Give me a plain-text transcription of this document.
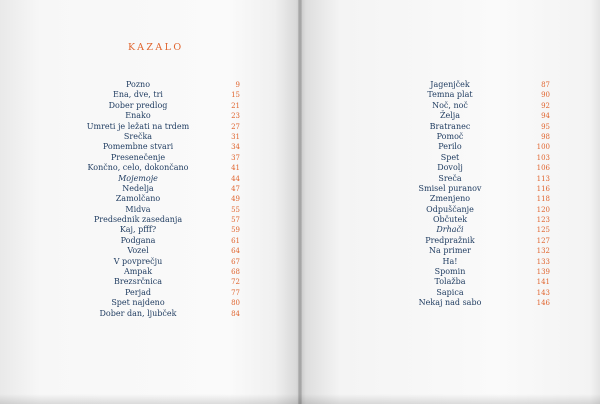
KAZALO
Pozno	9
Ena, dve, tri	15
Dober predlog	21
Enako	23
Umreti je ležati na trdem	27
Srečka	31
Pomembne stvari	34
Presenečenje	37
Končno, celo, dokončano	41
Mojemoje	44
Nedelja	47
Zamolčano	49
Midva	55
Predsednik zasedanja	57
Kaj, pfff?	59
Podgana	61
Vozel	64
V povprečju	67
Ampak	68
Brezsrčnica	72
Perjad	77
Spet najdeno	80
Dober dan, ljubček	84
Jagenjček	87
Temna plat	90
Noč, noč	92
Želja	94
Bratranec	95
Pomoč	98
Perilo	100
Spet	103
Dovolj	106
Sreča	113
Smisel puranov	116
Zmenjeno	118
Odpuščanje	120
Občutek	123
Drhači	125
Predpražnik	127
Na primer	132
Ha!	133
Spomin	139
Tolažba	141
Sapica	143
Nekaj nad sabo	146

* **WHAT IS EXPECTED**
Pick out each line above that includes "Dober" and show it.

* **TASK OUTPUT**
Dober predlog	21
Dober dan, ljubček	84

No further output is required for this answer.